- **Short task**:
Send back all the data below, exactly as given.

- **Data excerpts**:
-- Start --
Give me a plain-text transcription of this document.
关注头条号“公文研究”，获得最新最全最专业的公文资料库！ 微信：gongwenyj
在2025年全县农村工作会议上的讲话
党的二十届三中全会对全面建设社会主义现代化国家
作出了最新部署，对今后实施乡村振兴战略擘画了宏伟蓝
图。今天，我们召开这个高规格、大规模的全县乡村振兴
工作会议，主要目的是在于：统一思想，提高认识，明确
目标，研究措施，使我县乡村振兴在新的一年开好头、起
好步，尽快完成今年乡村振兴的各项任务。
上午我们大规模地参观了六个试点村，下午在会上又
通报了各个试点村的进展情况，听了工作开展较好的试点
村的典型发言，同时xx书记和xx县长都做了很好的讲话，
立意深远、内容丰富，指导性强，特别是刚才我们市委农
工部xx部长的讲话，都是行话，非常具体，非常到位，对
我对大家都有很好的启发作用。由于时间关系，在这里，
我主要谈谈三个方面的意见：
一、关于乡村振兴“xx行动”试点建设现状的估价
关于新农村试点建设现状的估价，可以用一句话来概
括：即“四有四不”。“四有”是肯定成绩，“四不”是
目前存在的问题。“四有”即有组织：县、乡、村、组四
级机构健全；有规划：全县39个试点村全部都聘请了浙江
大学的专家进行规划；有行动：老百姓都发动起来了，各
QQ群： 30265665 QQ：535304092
-- End --
- **Output of the task**:
Give me a plain-text transcription of this document.
关注头条号“公文研究”，获得最新最全最专业的公文资料库！ 微信：gongwenyj
在2025年全县农村工作会议上的讲话
党的二十届三中全会对全面建设社会主义现代化国家
作出了最新部署，对今后实施乡村振兴战略擘画了宏伟蓝
图。今天，我们召开这个高规格、大规模的全县乡村振兴
工作会议，主要目的是在于：统一思想，提高认识，明确
目标，研究措施，使我县乡村振兴在新的一年开好头、起
好步，尽快完成今年乡村振兴的各项任务。
上午我们大规模地参观了六个试点村，下午在会上又
通报了各个试点村的进展情况，听了工作开展较好的试点
村的典型发言，同时xx书记和xx县长都做了很好的讲话，
立意深远、内容丰富，指导性强，特别是刚才我们市委农
工部xx部长的讲话，都是行话，非常具体，非常到位，对
我对大家都有很好的启发作用。由于时间关系，在这里，
我主要谈谈三个方面的意见：
一、关于乡村振兴“xx行动”试点建设现状的估价
关于新农村试点建设现状的估价，可以用一句话来概
括：即“四有四不”。“四有”是肯定成绩，“四不”是
目前存在的问题。“四有”即有组织：县、乡、村、组四
级机构健全；有规划：全县39个试点村全部都聘请了浙江
大学的专家进行规划；有行动：老百姓都发动起来了，各
QQ群： 30265665 QQ：535304092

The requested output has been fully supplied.